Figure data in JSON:
* Start *
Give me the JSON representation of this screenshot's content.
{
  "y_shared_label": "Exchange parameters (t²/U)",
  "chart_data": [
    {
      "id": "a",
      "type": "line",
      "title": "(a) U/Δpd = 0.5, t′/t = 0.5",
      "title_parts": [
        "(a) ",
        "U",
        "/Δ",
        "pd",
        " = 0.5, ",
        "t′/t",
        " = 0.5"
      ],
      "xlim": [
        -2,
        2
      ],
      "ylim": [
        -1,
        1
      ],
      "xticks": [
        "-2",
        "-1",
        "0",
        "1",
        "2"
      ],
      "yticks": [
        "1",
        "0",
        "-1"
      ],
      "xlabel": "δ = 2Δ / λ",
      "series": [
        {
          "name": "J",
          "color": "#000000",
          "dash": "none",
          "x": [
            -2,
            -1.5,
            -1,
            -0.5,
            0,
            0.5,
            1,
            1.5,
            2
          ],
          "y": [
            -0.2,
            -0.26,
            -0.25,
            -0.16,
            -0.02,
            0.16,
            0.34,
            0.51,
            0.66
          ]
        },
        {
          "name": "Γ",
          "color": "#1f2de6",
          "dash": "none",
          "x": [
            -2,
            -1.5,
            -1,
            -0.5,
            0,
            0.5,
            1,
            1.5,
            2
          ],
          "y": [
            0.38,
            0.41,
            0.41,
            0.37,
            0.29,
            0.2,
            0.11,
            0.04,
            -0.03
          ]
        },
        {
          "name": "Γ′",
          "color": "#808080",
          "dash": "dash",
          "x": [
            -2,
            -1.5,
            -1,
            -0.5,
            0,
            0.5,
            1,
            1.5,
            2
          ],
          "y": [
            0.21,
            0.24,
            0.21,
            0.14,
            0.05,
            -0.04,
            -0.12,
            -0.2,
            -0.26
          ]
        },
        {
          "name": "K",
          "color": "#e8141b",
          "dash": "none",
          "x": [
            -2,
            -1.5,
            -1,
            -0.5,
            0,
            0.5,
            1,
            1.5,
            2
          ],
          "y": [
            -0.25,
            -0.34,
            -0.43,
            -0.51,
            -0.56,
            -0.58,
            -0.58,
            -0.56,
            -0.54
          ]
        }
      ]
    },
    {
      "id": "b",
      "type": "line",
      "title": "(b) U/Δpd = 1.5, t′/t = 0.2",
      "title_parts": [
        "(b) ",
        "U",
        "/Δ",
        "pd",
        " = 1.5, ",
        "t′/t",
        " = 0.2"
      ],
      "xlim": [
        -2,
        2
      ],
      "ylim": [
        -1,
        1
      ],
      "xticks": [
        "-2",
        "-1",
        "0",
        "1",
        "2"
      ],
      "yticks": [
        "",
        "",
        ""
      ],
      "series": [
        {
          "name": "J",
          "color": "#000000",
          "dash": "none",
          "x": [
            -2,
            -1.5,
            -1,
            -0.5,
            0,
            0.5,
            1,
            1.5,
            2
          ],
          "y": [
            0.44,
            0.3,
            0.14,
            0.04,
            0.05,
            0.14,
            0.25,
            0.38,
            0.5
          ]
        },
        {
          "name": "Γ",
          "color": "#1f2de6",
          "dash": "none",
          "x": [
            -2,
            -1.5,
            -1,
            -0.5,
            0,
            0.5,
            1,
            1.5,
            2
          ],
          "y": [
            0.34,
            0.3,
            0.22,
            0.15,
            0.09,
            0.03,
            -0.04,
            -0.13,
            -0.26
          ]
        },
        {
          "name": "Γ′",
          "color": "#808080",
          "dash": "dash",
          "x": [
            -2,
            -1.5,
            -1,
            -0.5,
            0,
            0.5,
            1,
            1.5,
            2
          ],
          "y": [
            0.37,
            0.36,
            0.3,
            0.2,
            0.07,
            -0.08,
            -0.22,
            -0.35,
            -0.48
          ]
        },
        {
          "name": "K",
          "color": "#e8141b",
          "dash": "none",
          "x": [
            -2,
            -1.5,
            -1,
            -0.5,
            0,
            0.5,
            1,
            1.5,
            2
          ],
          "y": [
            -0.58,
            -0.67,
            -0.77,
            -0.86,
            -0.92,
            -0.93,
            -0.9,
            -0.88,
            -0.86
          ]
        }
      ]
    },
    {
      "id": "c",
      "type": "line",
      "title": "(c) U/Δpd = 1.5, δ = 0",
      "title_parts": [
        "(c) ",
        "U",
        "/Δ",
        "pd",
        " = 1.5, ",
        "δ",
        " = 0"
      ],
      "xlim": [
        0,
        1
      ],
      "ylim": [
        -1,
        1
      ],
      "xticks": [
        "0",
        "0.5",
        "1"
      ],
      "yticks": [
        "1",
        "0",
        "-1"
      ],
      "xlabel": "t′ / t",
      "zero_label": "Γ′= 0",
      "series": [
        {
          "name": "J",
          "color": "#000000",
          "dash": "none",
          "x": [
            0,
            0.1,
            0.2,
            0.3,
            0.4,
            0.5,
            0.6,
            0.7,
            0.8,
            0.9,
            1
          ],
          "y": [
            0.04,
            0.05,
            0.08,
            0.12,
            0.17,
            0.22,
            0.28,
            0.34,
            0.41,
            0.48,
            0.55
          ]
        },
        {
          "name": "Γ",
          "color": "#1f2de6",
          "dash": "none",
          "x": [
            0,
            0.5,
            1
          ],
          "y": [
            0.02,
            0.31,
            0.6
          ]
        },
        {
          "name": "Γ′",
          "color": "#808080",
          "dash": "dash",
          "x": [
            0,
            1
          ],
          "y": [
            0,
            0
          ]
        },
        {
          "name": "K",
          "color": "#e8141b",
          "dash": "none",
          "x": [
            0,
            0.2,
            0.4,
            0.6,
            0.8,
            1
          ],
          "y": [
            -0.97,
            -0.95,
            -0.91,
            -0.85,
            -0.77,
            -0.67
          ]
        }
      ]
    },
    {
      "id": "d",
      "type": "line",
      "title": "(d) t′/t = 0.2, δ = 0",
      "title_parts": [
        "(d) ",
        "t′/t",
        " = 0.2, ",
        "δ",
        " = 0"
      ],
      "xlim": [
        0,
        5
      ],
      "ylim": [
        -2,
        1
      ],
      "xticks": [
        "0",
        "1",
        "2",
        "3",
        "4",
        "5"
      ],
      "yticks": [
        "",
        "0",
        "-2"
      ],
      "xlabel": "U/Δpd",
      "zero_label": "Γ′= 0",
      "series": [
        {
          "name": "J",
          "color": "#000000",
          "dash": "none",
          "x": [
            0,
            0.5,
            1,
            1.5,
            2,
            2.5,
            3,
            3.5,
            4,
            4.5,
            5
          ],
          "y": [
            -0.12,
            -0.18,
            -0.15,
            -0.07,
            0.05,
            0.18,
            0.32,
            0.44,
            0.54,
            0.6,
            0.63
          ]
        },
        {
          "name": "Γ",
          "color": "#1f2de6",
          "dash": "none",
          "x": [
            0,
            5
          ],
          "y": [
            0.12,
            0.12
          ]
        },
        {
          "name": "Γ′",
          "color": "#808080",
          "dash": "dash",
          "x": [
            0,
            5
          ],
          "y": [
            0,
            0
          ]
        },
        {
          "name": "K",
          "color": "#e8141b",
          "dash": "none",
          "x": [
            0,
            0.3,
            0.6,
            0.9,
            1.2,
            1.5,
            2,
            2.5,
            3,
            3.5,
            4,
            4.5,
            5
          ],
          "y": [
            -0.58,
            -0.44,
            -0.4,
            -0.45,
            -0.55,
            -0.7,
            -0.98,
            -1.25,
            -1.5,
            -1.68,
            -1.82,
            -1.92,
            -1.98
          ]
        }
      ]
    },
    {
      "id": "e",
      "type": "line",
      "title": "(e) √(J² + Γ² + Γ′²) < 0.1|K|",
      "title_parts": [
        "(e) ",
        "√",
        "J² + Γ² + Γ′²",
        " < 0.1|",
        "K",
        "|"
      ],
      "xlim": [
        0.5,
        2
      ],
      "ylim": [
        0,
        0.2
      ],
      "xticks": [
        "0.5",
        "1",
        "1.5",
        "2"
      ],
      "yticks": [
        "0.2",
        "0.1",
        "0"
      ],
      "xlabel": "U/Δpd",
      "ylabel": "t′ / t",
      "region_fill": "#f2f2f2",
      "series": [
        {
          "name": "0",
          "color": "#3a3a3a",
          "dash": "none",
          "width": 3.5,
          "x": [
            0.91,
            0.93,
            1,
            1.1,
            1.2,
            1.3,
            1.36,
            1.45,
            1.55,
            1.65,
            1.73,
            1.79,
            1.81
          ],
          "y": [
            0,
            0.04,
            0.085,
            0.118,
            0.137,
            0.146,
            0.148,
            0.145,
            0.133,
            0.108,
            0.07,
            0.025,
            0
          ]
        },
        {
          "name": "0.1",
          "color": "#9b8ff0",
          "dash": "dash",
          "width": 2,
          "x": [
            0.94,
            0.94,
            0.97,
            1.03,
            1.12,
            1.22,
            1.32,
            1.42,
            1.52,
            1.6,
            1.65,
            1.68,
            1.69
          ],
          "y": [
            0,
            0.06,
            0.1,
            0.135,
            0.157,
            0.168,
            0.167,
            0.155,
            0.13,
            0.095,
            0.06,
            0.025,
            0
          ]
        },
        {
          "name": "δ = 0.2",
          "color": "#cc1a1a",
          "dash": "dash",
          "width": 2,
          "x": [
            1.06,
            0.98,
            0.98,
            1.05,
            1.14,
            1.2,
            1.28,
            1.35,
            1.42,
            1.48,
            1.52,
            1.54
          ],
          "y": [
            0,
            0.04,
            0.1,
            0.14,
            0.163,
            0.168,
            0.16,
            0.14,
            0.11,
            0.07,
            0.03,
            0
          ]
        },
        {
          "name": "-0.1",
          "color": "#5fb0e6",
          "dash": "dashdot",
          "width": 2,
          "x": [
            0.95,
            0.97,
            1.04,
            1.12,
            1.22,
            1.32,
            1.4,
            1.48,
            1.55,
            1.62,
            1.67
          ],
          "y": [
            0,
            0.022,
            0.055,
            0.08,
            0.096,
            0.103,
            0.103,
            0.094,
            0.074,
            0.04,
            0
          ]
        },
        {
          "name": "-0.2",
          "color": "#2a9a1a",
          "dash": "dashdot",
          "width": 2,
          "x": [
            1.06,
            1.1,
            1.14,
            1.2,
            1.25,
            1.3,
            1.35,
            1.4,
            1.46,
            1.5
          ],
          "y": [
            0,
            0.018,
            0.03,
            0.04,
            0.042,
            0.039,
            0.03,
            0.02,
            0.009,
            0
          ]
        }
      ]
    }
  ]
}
* End *
Your instructions
Identify every line above that includes the word "xlabel", and show those lines.

Reply
      "xlabel": "δ = 2Δ / λ",
      "xlabel": "t′ / t",
      "xlabel": "U/Δpd",
      "xlabel": "U/Δpd",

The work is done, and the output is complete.